:: Exercise ::
Work through the material below and count the lines holding the word "value"; give that count and nothing more.

:: Material supplied ::
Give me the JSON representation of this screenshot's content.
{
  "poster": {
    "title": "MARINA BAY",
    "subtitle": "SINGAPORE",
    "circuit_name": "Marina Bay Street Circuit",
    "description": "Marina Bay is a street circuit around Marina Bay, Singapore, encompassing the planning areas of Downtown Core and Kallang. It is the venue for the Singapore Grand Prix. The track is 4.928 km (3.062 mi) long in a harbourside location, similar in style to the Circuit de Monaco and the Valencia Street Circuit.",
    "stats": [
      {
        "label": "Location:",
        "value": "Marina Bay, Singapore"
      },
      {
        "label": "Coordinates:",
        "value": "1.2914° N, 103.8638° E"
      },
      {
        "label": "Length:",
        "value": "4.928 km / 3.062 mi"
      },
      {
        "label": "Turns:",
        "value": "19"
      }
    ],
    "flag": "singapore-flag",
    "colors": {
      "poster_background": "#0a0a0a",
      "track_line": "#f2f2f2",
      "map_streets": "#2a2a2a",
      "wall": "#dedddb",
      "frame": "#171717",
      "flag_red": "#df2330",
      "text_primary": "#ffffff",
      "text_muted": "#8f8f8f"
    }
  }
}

:: Final result ::
4